Excerpted data Start Marker
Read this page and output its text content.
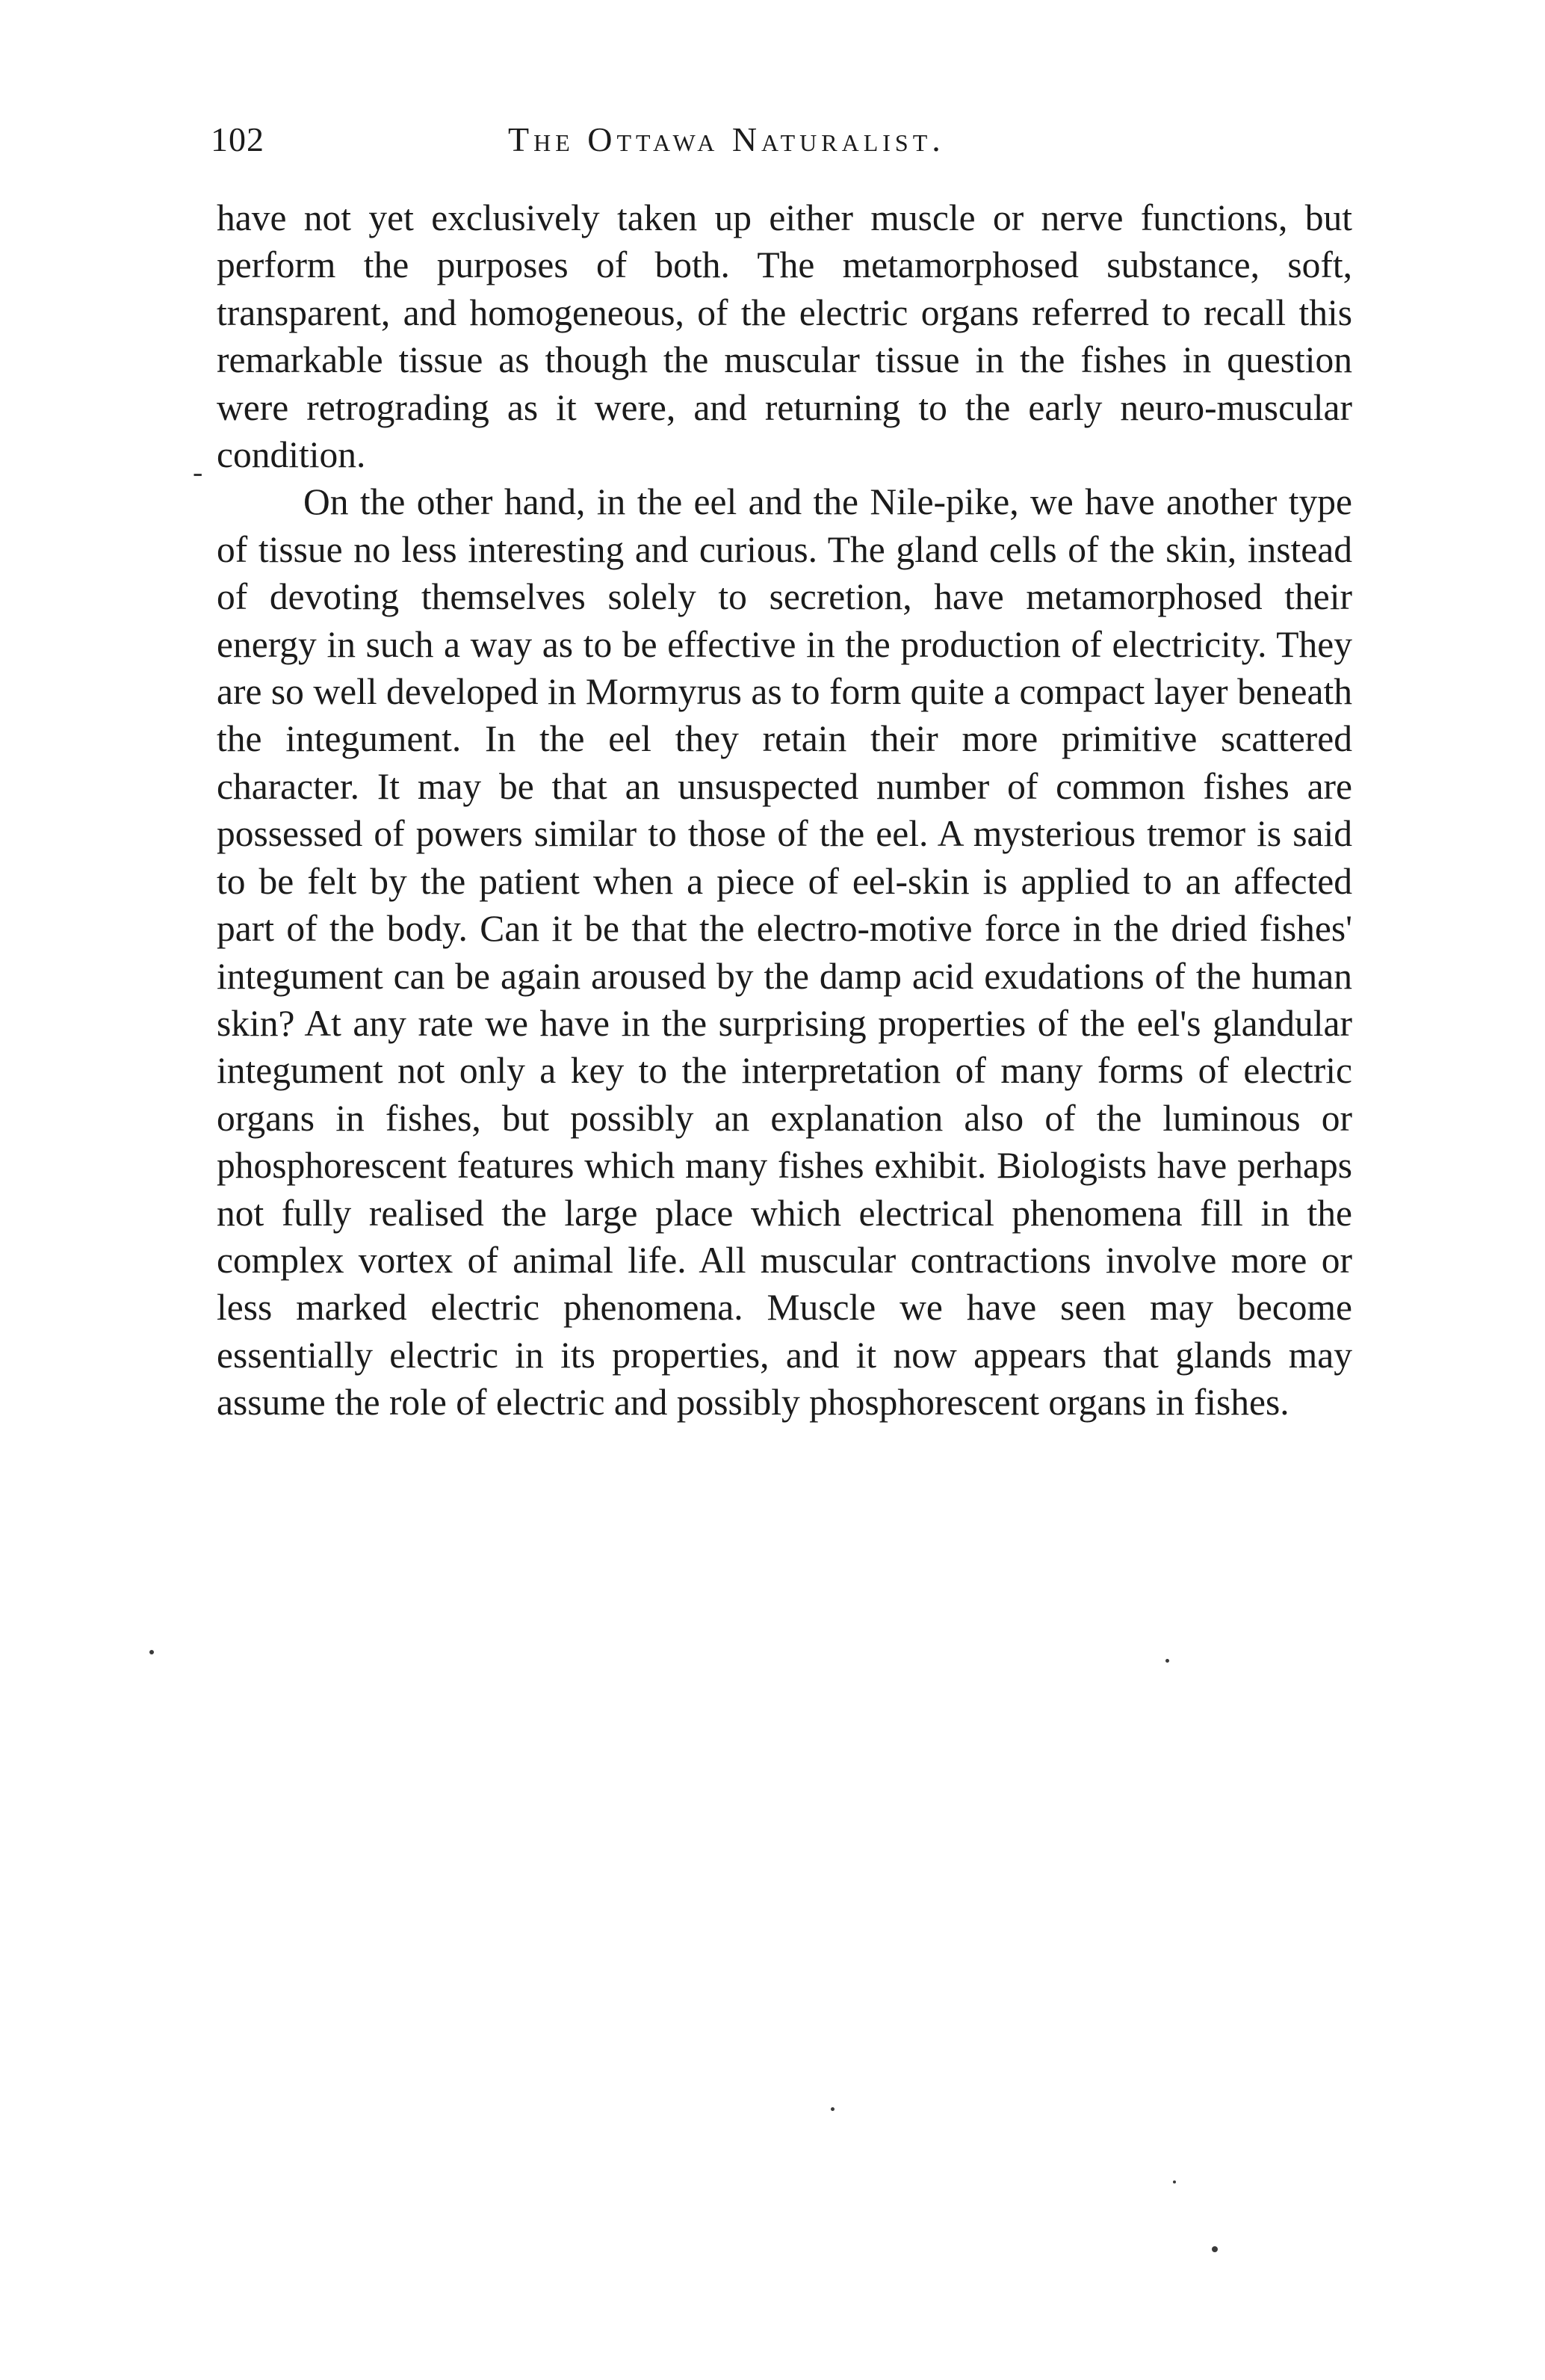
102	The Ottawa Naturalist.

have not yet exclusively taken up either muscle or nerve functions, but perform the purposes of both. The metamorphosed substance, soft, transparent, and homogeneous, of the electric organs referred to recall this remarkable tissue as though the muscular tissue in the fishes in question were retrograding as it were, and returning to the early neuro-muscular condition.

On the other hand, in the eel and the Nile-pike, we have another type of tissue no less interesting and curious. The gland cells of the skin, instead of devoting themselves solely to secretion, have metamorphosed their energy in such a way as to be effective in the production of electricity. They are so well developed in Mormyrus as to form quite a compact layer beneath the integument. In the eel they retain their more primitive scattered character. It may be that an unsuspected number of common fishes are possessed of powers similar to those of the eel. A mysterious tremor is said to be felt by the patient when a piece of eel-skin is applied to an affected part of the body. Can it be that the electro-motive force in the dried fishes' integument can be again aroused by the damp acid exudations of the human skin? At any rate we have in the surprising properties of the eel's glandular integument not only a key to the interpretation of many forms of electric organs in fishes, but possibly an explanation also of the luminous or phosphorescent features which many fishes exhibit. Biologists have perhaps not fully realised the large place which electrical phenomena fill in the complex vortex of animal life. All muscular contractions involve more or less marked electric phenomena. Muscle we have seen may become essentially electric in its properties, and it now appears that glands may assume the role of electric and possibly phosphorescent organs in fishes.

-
Excerpted data End Marker
Excerpted data Start Marker
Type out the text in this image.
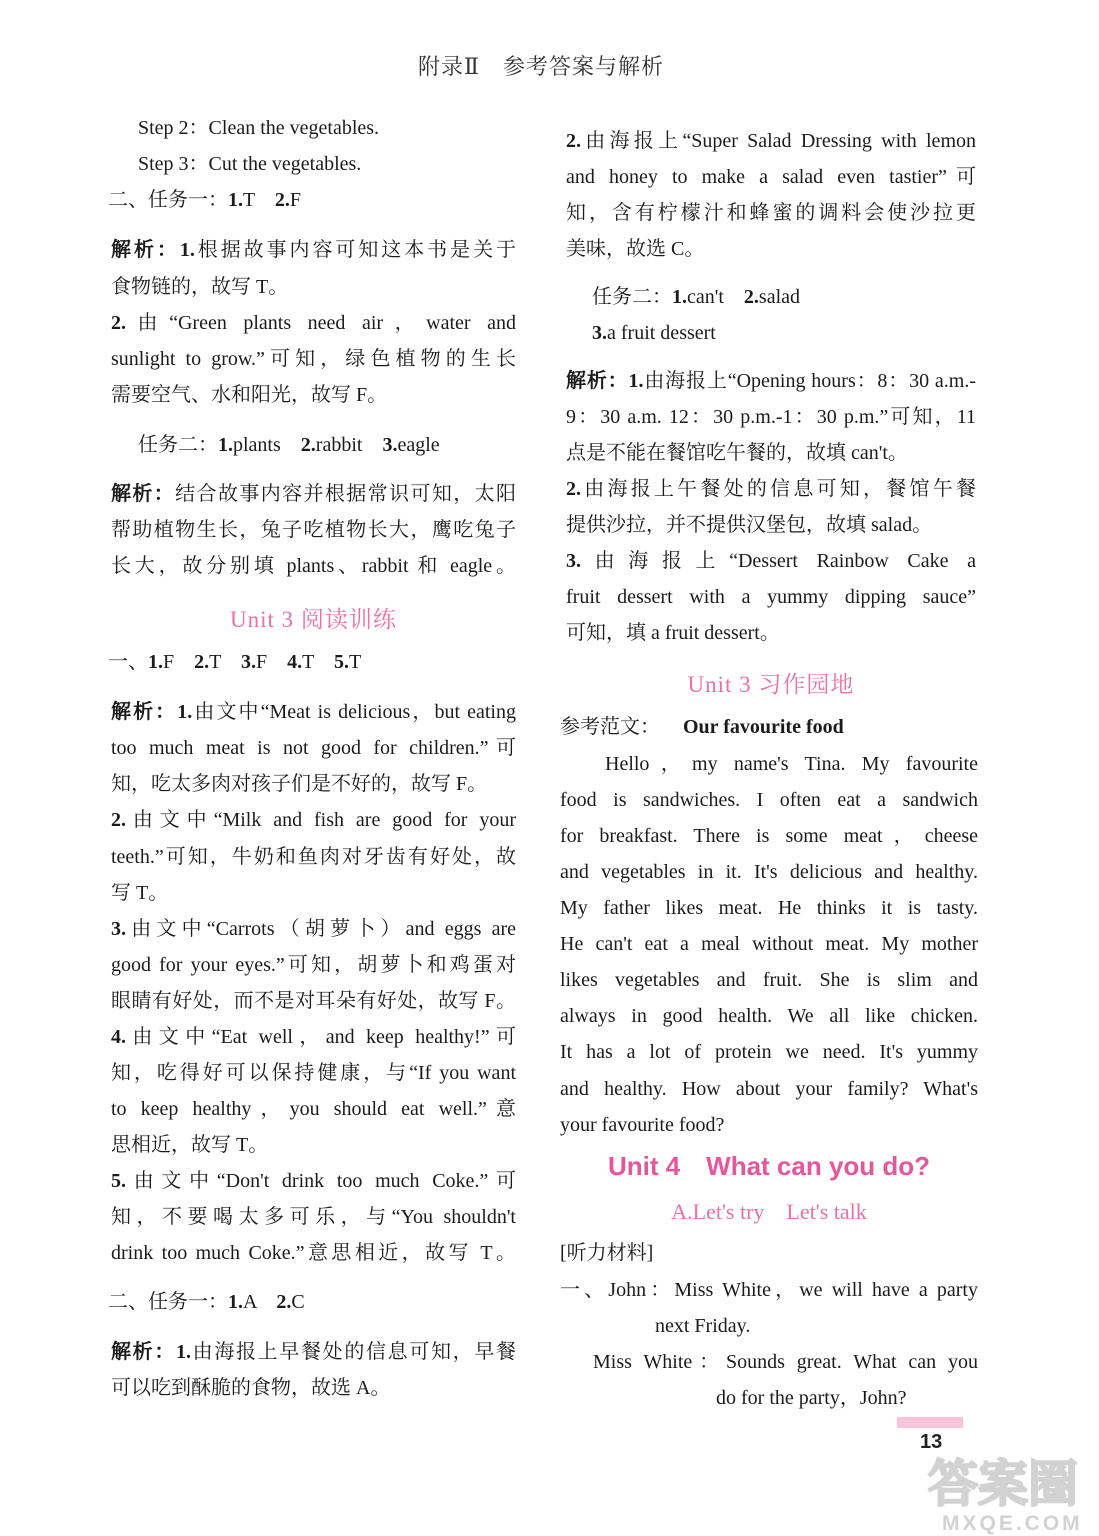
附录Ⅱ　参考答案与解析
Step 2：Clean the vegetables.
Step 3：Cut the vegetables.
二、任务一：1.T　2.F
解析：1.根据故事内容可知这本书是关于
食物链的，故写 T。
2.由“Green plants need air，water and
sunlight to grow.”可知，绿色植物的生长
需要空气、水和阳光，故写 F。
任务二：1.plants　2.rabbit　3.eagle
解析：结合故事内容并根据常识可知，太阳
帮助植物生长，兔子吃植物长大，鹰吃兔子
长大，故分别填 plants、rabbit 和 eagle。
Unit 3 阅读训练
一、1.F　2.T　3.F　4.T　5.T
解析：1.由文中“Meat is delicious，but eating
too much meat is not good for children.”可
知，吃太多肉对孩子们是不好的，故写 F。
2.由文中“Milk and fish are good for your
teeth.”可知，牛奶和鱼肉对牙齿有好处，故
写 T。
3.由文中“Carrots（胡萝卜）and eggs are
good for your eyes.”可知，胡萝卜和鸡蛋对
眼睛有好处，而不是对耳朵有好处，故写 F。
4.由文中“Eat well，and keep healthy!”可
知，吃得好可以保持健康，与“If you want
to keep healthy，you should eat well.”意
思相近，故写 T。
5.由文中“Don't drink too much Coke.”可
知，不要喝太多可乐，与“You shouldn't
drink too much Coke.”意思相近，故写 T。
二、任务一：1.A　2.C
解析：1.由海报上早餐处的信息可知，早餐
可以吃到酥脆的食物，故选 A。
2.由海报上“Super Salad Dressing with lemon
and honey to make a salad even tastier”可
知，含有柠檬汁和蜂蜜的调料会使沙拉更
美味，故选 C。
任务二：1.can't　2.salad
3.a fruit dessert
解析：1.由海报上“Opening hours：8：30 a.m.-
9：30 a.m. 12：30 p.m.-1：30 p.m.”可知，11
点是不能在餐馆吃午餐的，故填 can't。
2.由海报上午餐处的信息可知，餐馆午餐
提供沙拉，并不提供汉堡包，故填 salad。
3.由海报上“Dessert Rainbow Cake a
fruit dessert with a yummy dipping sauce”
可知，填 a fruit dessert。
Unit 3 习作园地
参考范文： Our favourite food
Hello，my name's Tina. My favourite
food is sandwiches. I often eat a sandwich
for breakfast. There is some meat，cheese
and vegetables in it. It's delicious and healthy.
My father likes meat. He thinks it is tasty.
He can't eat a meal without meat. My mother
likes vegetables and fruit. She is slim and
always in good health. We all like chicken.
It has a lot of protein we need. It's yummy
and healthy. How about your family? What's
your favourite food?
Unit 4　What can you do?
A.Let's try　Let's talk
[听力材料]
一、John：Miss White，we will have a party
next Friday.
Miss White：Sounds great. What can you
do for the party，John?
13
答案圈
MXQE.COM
Excerpted data End Marker
- _Problem description_:
Reproduce each line of the entries in which the word "vegetables" is found.

- _Result of this task_:
Step 2：Clean the vegetables.
Step 3：Cut the vegetables.
and vegetables in it. It's delicious and healthy.
likes vegetables and fruit. She is slim and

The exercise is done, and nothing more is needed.